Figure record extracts
.....

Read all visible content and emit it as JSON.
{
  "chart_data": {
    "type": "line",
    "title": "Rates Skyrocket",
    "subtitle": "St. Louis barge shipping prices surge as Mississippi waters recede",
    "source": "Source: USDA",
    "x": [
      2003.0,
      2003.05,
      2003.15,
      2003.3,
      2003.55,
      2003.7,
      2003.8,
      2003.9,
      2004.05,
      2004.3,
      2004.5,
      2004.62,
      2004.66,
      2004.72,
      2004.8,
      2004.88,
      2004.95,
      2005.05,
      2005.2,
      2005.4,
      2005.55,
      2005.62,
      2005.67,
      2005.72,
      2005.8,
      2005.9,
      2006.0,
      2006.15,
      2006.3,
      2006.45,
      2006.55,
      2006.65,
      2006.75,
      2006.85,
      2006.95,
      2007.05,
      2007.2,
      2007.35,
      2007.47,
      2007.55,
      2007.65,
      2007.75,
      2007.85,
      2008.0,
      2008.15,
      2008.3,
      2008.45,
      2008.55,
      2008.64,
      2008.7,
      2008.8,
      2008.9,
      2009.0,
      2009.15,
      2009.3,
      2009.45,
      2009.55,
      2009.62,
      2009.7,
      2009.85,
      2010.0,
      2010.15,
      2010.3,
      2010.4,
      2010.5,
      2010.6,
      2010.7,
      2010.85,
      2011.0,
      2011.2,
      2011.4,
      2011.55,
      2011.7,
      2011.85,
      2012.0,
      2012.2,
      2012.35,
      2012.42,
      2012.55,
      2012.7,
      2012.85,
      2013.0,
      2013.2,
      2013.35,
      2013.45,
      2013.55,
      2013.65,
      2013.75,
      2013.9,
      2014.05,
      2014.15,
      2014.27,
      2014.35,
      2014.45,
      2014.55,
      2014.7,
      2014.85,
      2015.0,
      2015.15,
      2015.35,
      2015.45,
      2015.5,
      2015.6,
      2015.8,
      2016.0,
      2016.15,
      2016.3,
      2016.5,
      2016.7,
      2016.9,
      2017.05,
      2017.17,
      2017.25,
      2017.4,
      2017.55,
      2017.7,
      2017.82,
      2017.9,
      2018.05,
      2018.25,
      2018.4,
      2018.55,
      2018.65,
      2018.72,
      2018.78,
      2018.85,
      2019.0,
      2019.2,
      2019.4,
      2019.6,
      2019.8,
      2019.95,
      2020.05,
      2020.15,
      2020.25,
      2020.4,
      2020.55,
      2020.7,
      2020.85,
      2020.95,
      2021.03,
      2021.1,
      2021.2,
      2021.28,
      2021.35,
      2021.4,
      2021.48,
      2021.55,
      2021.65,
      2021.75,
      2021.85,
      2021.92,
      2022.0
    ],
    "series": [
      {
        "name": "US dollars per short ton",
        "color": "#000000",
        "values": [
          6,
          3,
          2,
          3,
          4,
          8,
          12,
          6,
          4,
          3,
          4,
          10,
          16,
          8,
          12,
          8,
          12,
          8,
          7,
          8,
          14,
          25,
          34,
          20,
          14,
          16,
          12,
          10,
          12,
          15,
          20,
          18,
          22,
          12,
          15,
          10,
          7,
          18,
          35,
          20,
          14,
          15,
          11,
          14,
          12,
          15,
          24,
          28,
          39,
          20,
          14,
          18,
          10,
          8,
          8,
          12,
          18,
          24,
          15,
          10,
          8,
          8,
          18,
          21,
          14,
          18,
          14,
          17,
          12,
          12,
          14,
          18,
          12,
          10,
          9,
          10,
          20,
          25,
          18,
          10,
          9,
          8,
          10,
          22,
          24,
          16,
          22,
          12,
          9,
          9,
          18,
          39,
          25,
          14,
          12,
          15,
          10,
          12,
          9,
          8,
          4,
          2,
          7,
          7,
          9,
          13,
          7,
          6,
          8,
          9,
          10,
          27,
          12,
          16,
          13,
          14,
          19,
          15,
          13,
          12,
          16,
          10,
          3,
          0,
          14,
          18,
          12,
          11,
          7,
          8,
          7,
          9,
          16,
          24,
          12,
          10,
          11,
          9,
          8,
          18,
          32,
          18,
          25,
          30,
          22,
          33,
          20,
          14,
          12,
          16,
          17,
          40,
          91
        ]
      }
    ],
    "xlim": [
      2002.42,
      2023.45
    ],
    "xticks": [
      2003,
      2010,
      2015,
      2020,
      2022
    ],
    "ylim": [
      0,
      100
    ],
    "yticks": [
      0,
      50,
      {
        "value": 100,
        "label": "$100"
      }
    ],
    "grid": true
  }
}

.....

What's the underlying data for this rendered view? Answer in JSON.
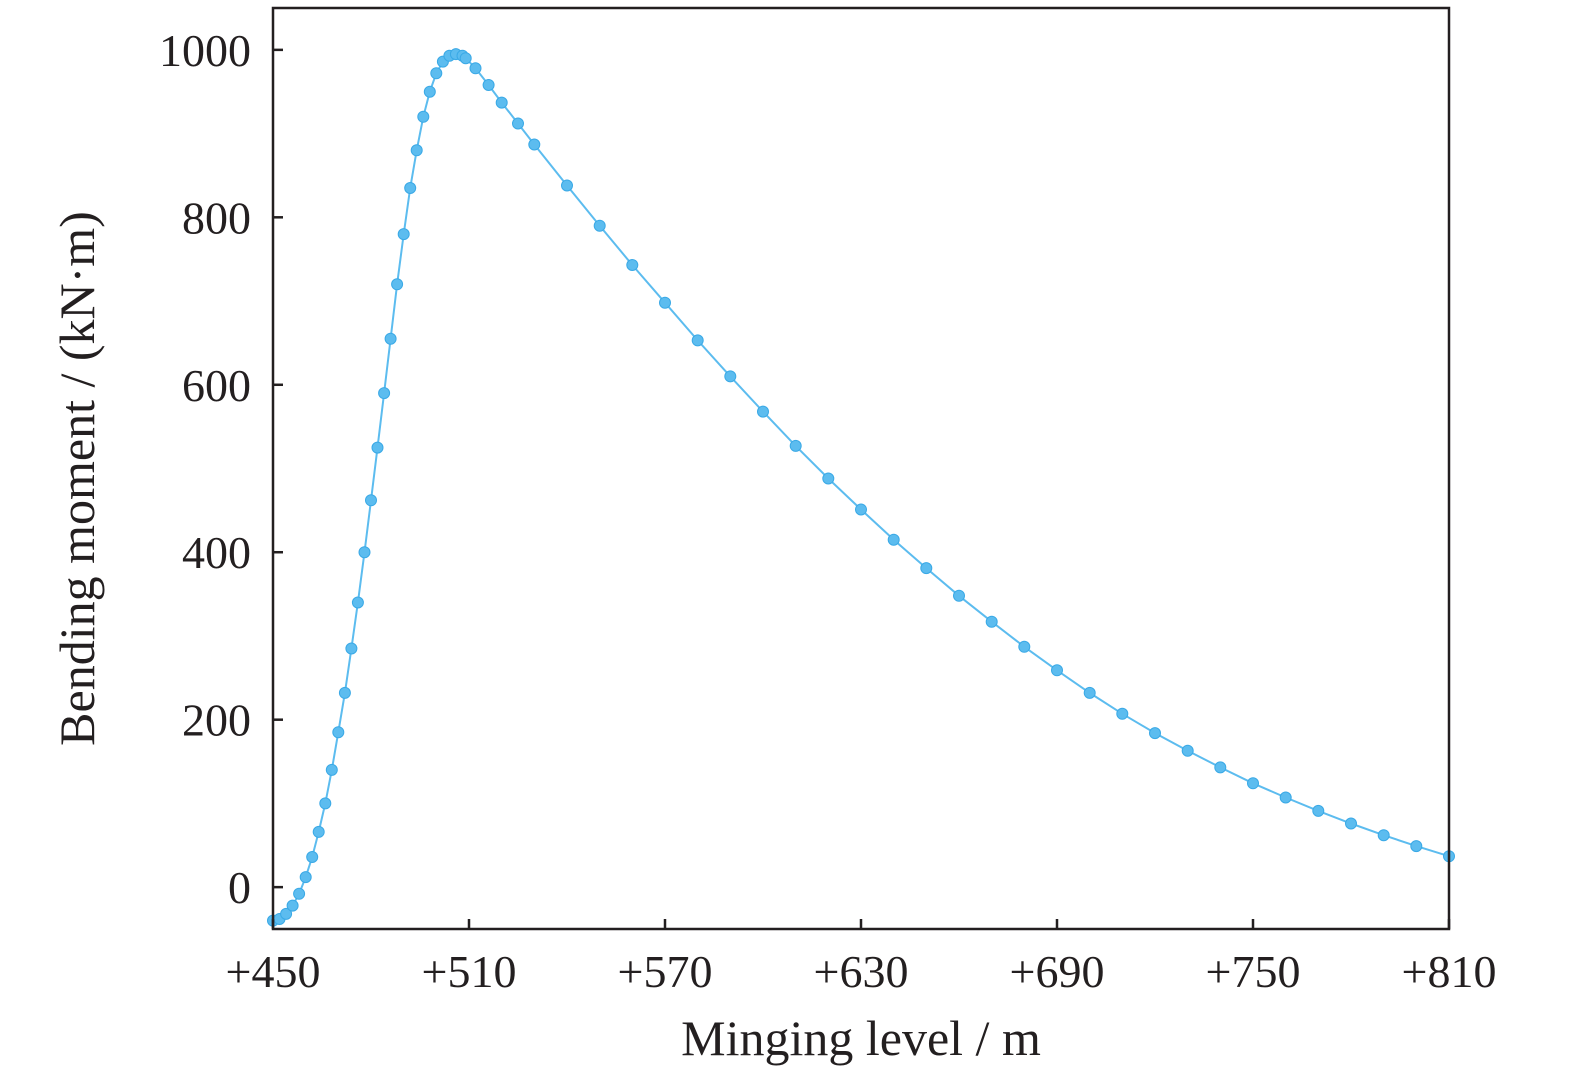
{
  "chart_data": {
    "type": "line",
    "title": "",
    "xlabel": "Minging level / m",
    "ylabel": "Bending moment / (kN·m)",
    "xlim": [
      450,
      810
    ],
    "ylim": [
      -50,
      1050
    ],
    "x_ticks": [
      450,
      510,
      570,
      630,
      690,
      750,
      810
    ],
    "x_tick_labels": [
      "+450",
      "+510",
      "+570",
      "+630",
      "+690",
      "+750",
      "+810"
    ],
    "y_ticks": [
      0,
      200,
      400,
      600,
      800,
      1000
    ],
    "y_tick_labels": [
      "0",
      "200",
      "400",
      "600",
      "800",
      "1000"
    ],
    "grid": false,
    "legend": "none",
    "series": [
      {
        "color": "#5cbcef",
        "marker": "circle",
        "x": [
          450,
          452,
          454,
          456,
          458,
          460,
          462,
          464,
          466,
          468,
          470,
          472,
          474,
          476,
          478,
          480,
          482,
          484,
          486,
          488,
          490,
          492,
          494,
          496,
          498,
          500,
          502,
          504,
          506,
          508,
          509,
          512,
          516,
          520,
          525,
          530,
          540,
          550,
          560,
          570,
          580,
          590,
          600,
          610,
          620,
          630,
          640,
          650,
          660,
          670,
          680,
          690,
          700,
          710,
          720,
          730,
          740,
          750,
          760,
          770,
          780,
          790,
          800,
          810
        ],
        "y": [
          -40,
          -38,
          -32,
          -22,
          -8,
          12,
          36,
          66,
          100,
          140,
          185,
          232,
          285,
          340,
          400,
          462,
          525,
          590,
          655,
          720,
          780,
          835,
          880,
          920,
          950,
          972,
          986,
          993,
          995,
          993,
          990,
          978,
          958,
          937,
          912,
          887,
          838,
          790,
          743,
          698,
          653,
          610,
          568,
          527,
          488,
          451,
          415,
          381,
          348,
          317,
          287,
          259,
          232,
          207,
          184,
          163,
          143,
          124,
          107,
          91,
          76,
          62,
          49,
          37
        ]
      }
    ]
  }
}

.....

Task statement
Each line containing the word "JSON" counts once; say how many such lines there are, giving only the number.

Exercise solution
2